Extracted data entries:
════
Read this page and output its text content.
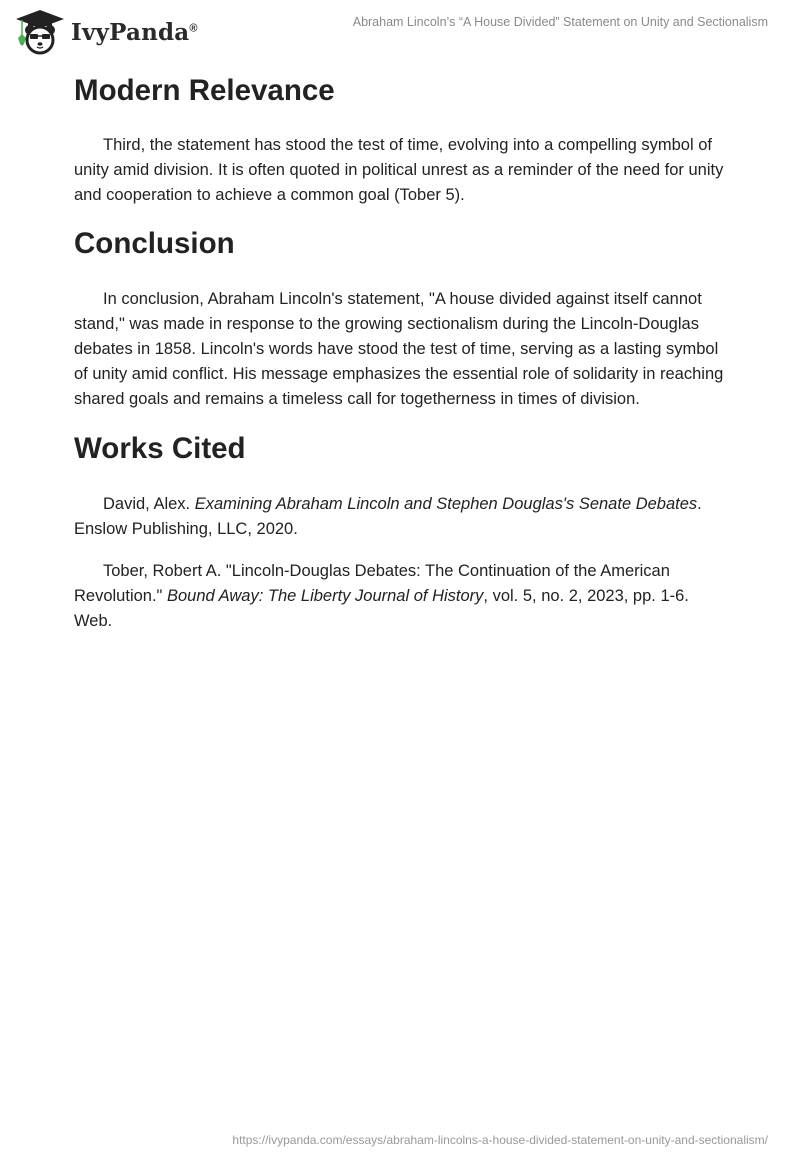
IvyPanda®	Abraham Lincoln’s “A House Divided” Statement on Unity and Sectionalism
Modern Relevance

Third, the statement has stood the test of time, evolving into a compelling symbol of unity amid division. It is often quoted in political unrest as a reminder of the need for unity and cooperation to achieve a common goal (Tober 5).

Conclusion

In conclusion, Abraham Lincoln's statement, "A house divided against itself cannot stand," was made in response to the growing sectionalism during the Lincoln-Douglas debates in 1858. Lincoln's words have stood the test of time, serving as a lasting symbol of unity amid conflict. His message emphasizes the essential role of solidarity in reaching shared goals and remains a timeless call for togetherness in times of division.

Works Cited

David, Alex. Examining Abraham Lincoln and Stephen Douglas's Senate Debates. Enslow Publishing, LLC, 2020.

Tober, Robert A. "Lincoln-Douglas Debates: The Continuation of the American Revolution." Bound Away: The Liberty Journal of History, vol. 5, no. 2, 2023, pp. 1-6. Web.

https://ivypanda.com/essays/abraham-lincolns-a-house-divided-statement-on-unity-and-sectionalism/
════
**WHAT YOU NEED TO DO:**
Leave out the pictures and give the rest of the records again exactly.

**EXPECTED ANSWER:**
Read this page and output its text content.
IvyPanda®	Abraham Lincoln’s “A House Divided” Statement on Unity and Sectionalism
Modern Relevance

Third, the statement has stood the test of time, evolving into a compelling symbol of unity amid division. It is often quoted in political unrest as a reminder of the need for unity and cooperation to achieve a common goal (Tober 5).

Conclusion

In conclusion, Abraham Lincoln's statement, "A house divided against itself cannot stand," was made in response to the growing sectionalism during the Lincoln-Douglas debates in 1858. Lincoln's words have stood the test of time, serving as a lasting symbol of unity amid conflict. His message emphasizes the essential role of solidarity in reaching shared goals and remains a timeless call for togetherness in times of division.

Works Cited

David, Alex. Examining Abraham Lincoln and Stephen Douglas's Senate Debates. Enslow Publishing, LLC, 2020.

Tober, Robert A. "Lincoln-Douglas Debates: The Continuation of the American Revolution." Bound Away: The Liberty Journal of History, vol. 5, no. 2, 2023, pp. 1-6. Web.

https://ivypanda.com/essays/abraham-lincolns-a-house-divided-statement-on-unity-and-sectionalism/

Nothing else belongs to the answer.